*** Extracted material
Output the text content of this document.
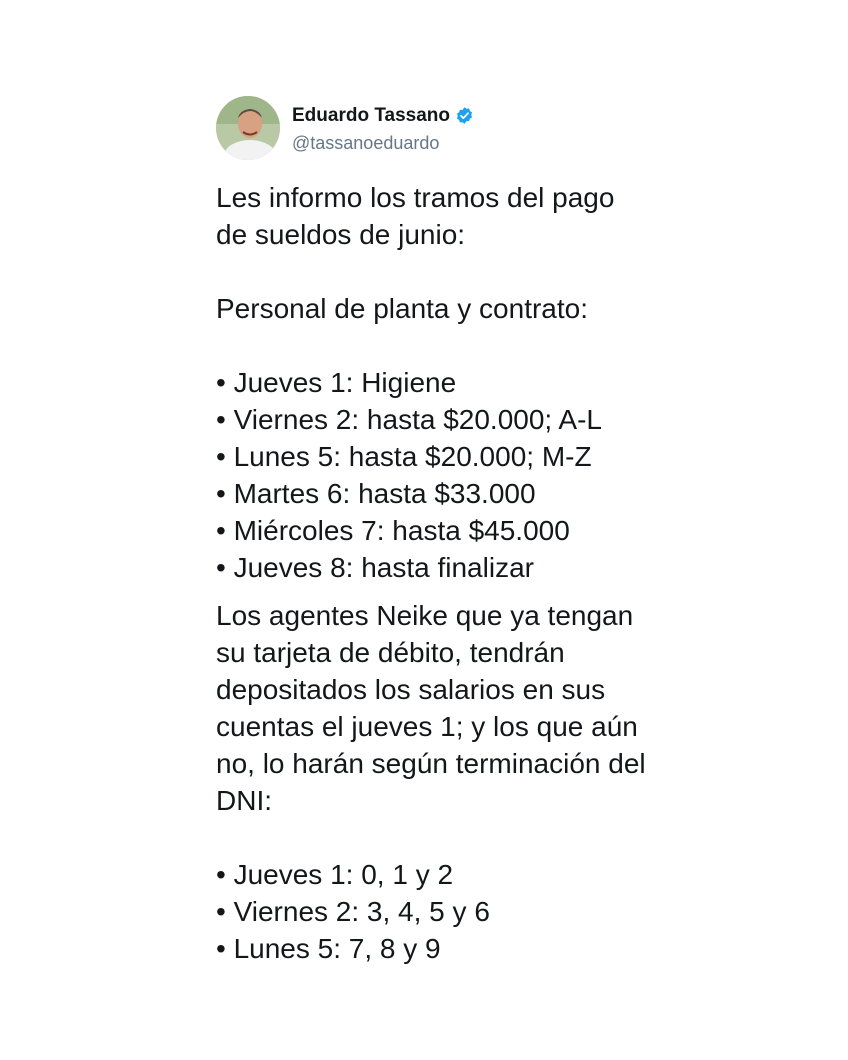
Eduardo Tassano
@tassanoeduardo
Les informo los tramos del pago
de sueldos de junio:
Personal de planta y contrato:
• Jueves 1: Higiene
• Viernes 2: hasta $20.000; A-L
• Lunes 5: hasta $20.000; M-Z
• Martes 6: hasta $33.000
• Miércoles 7: hasta $45.000
• Jueves 8: hasta finalizar
Los agentes Neike que ya tengan
su tarjeta de débito, tendrán
depositados los salarios en sus
cuentas el jueves 1; y los que aún
no, lo harán según terminación del
DNI:
• Jueves 1: 0, 1 y 2
• Viernes 2: 3, 4, 5 y 6
• Lunes 5: 7, 8 y 9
******
Stated task =>
Without the pictures, print the whole listing exactly as given.

In response =>
Output the text content of this document.
Eduardo Tassano
@tassanoeduardo
Les informo los tramos del pago
de sueldos de junio:
Personal de planta y contrato:
• Jueves 1: Higiene
• Viernes 2: hasta $20.000; A-L
• Lunes 5: hasta $20.000; M-Z
• Martes 6: hasta $33.000
• Miércoles 7: hasta $45.000
• Jueves 8: hasta finalizar
Los agentes Neike que ya tengan
su tarjeta de débito, tendrán
depositados los salarios en sus
cuentas el jueves 1; y los que aún
no, lo harán según terminación del
DNI:
• Jueves 1: 0, 1 y 2
• Viernes 2: 3, 4, 5 y 6
• Lunes 5: 7, 8 y 9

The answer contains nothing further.